Look for the string "waveform" and copy every line that has it.

---------- MATERIAL PROVIDED

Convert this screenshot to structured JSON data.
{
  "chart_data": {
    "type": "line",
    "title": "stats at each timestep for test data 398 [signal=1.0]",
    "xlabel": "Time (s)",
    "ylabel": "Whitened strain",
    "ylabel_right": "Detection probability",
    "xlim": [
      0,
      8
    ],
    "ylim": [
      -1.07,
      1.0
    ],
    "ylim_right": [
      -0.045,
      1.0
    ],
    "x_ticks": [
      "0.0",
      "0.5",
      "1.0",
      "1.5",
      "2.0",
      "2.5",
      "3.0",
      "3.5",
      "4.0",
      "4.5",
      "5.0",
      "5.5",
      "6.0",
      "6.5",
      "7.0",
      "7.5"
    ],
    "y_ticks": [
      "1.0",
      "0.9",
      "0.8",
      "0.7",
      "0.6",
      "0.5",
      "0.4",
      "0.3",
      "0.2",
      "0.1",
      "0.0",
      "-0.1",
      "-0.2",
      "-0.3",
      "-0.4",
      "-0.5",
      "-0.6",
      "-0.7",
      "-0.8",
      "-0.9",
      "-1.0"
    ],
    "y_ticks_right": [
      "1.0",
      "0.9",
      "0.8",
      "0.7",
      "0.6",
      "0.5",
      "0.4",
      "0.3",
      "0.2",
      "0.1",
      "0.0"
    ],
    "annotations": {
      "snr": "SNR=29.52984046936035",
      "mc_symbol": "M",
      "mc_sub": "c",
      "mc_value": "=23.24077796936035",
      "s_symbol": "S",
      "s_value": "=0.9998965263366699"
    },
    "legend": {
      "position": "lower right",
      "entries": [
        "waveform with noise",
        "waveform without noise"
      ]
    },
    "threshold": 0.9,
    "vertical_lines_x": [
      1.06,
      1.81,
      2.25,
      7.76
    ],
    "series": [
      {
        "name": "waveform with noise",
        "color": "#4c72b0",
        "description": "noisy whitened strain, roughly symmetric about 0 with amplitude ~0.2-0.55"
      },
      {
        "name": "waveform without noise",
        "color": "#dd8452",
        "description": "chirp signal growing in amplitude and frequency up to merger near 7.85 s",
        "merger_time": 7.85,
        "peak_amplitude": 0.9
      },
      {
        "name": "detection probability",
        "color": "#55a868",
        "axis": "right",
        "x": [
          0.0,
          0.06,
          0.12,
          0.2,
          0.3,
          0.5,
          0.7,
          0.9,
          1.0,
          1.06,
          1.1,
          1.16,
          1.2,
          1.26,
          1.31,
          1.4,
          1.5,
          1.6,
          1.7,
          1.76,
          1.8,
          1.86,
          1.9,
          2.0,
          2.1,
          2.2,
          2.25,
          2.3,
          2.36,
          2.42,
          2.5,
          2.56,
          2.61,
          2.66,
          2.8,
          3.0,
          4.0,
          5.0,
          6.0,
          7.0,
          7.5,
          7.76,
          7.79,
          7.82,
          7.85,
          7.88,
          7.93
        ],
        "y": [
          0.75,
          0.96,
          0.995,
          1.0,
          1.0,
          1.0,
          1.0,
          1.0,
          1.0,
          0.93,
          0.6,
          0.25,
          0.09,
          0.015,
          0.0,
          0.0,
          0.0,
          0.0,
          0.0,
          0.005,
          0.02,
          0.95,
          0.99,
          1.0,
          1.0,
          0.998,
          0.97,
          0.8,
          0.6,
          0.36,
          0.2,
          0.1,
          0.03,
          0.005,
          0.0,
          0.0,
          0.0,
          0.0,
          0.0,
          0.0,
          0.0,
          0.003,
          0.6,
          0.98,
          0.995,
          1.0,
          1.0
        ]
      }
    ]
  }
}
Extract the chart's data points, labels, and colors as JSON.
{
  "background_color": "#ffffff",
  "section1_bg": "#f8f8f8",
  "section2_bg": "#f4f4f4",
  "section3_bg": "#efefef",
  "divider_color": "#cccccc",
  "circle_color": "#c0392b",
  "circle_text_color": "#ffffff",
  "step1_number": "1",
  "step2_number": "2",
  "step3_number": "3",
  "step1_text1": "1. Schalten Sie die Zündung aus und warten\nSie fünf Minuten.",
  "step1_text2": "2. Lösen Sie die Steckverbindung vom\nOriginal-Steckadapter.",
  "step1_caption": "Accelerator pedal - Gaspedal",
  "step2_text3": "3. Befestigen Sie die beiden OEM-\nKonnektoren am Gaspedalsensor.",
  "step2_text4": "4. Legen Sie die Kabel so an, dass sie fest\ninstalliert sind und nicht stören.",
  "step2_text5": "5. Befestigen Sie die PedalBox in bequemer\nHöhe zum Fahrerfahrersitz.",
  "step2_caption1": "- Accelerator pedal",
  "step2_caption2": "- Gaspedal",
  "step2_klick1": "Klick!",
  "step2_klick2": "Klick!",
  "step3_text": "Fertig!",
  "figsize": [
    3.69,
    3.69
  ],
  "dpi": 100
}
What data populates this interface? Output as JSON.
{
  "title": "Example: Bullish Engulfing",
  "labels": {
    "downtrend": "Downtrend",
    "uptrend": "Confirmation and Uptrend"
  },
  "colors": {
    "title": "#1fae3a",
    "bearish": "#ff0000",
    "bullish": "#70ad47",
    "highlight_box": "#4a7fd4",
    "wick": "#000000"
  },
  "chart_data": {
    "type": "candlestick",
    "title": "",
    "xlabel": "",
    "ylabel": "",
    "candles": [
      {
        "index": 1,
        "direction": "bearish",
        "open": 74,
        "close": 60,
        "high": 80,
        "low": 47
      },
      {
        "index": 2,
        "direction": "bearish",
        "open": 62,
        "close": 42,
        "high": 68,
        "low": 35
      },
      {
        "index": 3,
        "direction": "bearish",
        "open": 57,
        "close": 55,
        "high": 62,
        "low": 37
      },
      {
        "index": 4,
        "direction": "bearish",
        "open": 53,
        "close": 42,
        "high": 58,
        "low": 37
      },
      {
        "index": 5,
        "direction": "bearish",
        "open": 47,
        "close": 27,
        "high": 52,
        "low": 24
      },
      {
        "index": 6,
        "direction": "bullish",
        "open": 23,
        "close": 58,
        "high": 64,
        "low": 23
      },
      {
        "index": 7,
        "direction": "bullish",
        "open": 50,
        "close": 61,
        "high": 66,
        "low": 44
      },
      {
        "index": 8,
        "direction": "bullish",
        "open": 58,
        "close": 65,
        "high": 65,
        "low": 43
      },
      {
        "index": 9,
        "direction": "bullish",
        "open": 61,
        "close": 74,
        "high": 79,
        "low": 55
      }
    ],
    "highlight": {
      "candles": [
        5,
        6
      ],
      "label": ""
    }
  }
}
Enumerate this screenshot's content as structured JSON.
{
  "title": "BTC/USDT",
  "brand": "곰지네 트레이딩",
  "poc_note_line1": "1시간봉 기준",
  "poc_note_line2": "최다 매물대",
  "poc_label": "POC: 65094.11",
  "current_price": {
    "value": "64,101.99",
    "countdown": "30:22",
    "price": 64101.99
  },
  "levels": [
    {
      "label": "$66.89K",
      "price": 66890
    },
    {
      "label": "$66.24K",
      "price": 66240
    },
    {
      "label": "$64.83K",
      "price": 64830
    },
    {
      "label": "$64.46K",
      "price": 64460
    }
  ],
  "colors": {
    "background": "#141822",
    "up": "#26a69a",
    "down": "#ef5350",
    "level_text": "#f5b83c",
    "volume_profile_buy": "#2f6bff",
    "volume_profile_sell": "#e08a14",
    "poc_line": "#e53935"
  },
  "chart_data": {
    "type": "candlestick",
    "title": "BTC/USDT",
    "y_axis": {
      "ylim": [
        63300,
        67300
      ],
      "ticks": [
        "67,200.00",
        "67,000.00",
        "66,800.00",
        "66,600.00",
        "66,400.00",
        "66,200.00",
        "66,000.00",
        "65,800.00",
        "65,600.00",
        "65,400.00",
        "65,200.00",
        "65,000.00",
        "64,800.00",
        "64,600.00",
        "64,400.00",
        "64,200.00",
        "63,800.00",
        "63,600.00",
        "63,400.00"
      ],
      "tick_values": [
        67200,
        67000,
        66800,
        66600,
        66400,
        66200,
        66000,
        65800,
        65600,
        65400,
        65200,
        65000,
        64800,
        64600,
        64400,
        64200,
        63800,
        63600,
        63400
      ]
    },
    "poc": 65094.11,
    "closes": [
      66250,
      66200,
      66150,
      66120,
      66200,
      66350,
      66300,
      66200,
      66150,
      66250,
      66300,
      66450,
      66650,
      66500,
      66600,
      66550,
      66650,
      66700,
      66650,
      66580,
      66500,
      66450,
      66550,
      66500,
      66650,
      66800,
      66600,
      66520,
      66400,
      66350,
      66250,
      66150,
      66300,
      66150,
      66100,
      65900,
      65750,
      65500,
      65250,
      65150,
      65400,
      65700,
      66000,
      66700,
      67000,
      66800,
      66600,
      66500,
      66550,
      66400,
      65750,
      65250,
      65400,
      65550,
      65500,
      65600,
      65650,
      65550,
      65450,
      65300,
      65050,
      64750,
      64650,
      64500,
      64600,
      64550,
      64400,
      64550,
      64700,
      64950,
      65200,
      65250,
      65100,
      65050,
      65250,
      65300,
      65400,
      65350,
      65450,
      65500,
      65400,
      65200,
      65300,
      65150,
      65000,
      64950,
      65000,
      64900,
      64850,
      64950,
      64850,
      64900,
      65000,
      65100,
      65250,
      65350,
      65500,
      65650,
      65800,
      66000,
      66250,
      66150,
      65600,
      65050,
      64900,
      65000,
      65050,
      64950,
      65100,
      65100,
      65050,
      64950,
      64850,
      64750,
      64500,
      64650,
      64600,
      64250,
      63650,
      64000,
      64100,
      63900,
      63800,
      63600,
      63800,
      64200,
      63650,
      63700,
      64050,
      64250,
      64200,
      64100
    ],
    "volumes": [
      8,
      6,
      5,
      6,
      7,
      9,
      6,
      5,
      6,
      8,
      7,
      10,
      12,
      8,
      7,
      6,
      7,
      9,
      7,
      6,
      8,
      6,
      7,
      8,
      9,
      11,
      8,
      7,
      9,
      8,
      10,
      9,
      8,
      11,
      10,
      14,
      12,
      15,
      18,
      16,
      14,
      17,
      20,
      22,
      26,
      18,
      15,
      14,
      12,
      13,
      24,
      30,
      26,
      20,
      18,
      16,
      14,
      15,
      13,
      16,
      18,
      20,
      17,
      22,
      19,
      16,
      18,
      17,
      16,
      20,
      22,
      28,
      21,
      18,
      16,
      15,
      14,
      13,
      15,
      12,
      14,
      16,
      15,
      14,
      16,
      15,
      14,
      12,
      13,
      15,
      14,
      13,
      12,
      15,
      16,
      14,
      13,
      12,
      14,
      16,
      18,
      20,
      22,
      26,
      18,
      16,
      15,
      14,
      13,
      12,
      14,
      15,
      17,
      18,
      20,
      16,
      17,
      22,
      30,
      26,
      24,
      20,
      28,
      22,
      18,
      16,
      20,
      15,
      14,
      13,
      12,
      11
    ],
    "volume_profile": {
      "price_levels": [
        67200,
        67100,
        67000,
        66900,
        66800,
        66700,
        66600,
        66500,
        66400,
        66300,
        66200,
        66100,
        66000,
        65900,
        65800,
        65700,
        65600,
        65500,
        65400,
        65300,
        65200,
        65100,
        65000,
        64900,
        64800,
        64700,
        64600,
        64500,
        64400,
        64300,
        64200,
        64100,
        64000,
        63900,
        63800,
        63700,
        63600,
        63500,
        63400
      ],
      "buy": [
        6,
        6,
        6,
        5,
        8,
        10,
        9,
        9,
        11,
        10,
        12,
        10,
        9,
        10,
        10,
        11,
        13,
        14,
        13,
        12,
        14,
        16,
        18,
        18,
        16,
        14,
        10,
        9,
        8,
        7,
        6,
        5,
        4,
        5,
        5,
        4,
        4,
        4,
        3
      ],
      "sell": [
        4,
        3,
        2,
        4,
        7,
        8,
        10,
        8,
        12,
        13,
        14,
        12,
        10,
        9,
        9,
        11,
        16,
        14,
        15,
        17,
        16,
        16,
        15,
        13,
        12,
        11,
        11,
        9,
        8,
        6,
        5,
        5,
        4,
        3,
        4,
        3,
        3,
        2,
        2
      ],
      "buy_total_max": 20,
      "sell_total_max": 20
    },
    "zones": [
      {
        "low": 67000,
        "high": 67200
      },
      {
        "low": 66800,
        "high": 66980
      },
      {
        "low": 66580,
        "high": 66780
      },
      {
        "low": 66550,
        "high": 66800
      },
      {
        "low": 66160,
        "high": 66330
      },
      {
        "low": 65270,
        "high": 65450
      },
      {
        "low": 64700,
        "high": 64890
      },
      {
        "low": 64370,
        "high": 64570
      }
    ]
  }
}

--------------------

▸ RESULT OF THE TASK
        "waveform with noise",
        "waveform without noise"
        "name": "waveform with noise",
        "name": "waveform without noise",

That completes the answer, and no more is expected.